# [TASK REQUIREMENTS]
Using the entries that follow, collect the lines where the word "Avståndstagande" appears.
****
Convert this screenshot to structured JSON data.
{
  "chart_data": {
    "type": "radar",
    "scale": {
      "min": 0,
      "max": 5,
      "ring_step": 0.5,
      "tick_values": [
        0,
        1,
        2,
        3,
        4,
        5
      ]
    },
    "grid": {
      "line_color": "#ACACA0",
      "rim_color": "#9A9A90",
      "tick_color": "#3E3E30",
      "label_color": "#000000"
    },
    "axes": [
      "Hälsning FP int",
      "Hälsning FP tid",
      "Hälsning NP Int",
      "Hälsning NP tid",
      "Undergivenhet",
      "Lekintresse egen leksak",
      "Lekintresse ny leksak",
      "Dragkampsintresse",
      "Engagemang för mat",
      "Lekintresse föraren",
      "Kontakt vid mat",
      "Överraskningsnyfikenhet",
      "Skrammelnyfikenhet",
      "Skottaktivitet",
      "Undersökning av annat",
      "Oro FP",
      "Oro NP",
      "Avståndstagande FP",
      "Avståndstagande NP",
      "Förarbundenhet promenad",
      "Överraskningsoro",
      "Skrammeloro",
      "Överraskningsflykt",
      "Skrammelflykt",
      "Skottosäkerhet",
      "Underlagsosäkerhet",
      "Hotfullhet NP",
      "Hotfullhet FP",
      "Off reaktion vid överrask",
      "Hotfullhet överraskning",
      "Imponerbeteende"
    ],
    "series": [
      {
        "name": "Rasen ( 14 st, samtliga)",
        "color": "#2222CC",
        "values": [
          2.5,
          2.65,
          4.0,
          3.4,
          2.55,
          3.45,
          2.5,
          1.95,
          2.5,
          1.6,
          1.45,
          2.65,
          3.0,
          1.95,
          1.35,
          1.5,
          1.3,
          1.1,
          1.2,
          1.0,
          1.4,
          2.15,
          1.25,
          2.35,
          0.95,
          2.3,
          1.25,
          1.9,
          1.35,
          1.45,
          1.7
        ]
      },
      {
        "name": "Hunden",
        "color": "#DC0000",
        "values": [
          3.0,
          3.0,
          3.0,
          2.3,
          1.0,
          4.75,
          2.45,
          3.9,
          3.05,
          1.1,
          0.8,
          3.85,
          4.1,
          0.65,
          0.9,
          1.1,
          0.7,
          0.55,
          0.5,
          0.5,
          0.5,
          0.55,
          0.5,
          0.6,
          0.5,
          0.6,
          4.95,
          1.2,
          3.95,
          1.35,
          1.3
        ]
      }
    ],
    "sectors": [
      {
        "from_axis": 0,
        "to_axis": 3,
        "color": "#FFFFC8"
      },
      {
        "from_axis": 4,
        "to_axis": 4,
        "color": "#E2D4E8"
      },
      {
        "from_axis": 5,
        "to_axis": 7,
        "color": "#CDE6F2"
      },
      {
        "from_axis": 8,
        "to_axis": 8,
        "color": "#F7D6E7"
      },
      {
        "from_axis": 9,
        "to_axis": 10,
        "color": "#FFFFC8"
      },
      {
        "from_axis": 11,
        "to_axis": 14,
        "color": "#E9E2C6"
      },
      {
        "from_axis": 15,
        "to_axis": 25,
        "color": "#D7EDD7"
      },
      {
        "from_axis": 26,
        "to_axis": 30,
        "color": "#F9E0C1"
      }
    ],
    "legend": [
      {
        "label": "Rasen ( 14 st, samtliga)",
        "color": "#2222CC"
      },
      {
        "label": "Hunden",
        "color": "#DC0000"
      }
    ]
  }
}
****
# [TASK RESULT]
      "Avståndstagande FP",
      "Avståndstagande NP",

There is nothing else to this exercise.